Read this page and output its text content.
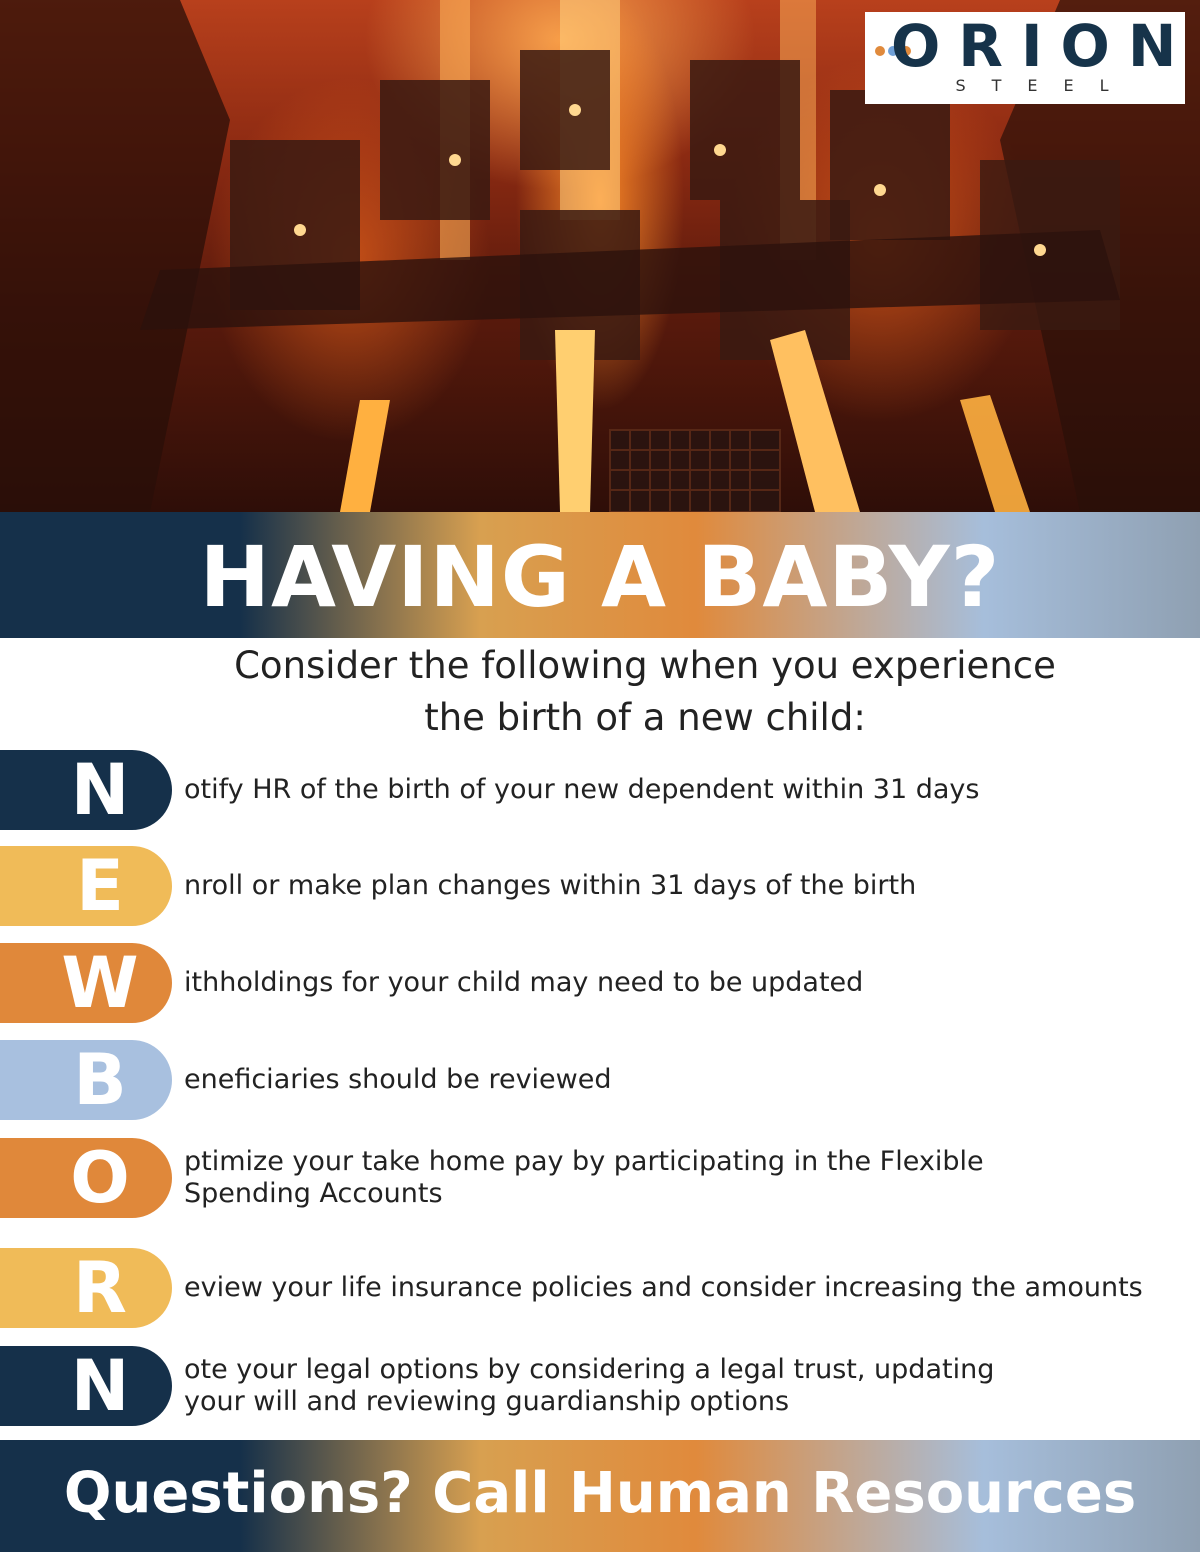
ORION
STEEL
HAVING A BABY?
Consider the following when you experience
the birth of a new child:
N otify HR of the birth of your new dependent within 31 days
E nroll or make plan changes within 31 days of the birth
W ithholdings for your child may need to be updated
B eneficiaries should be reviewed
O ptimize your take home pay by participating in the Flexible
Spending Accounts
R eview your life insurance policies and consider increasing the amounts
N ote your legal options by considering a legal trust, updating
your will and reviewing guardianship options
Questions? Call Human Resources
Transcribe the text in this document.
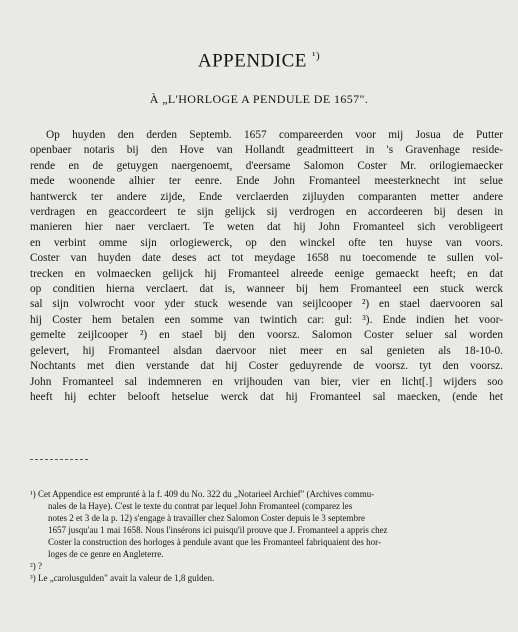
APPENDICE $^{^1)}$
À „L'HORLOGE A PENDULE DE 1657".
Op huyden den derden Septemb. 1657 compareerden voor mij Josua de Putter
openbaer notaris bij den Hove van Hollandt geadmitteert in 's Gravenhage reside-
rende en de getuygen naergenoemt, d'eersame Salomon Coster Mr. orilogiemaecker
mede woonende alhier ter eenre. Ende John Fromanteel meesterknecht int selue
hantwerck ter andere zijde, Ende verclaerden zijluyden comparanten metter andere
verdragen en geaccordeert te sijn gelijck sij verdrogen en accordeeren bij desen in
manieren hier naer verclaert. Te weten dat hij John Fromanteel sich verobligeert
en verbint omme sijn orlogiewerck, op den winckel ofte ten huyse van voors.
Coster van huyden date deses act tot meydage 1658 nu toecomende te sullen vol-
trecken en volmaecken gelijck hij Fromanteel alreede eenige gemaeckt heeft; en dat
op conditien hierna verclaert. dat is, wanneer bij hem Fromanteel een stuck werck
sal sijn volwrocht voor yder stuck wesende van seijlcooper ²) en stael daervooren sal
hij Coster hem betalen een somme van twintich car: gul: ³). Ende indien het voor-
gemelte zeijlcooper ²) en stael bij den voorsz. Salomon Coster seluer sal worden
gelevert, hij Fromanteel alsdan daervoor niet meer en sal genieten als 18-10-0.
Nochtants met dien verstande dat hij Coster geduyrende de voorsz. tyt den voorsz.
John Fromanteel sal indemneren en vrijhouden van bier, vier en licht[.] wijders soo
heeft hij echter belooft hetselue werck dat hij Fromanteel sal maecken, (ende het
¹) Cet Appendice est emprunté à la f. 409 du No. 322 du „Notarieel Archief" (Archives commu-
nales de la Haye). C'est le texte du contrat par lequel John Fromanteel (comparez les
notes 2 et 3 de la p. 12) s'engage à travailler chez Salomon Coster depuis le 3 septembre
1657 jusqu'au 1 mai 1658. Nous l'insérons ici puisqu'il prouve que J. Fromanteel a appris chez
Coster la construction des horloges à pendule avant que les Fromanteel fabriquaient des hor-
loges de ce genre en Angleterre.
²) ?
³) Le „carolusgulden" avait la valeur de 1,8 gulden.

Written instruction
Copy the whole of the material above exactly, but not its images.

Solution to this problem
Read this page and output its text content.
ORION
STEEL
HAVING A BABY?
Consider the following when you experience
the birth of a new child:
N otify HR of the birth of your new dependent within 31 days
E nroll or make plan changes within 31 days of the birth
W ithholdings for your child may need to be updated
B eneficiaries should be reviewed
O ptimize your take home pay by participating in the Flexible
Spending Accounts
R eview your life insurance policies and consider increasing the amounts
N ote your legal options by considering a legal trust, updating
your will and reviewing guardianship options
Questions? Call Human Resources
Transcribe the text in this document.
APPENDICE $^{^1)}$
À „L'HORLOGE A PENDULE DE 1657".
Op huyden den derden Septemb. 1657 compareerden voor mij Josua de Putter
openbaer notaris bij den Hove van Hollandt geadmitteert in 's Gravenhage reside-
rende en de getuygen naergenoemt, d'eersame Salomon Coster Mr. orilogiemaecker
mede woonende alhier ter eenre. Ende John Fromanteel meesterknecht int selue
hantwerck ter andere zijde, Ende verclaerden zijluyden comparanten metter andere
verdragen en geaccordeert te sijn gelijck sij verdrogen en accordeeren bij desen in
manieren hier naer verclaert. Te weten dat hij John Fromanteel sich verobligeert
en verbint omme sijn orlogiewerck, op den winckel ofte ten huyse van voors.
Coster van huyden date deses act tot meydage 1658 nu toecomende te sullen vol-
trecken en volmaecken gelijck hij Fromanteel alreede eenige gemaeckt heeft; en dat
op conditien hierna verclaert. dat is, wanneer bij hem Fromanteel een stuck werck
sal sijn volwrocht voor yder stuck wesende van seijlcooper ²) en stael daervooren sal
hij Coster hem betalen een somme van twintich car: gul: ³). Ende indien het voor-
gemelte zeijlcooper ²) en stael bij den voorsz. Salomon Coster seluer sal worden
gelevert, hij Fromanteel alsdan daervoor niet meer en sal genieten als 18-10-0.
Nochtants met dien verstande dat hij Coster geduyrende de voorsz. tyt den voorsz.
John Fromanteel sal indemneren en vrijhouden van bier, vier en licht[.] wijders soo
heeft hij echter belooft hetselue werck dat hij Fromanteel sal maecken, (ende het
¹) Cet Appendice est emprunté à la f. 409 du No. 322 du „Notarieel Archief" (Archives commu-
nales de la Haye). C'est le texte du contrat par lequel John Fromanteel (comparez les
notes 2 et 3 de la p. 12) s'engage à travailler chez Salomon Coster depuis le 3 septembre
1657 jusqu'au 1 mai 1658. Nous l'insérons ici puisqu'il prouve que J. Fromanteel a appris chez
Coster la construction des horloges à pendule avant que les Fromanteel fabriquaient des hor-
loges de ce genre en Angleterre.
²) ?
³) Le „carolusgulden" avait la valeur de 1,8 gulden.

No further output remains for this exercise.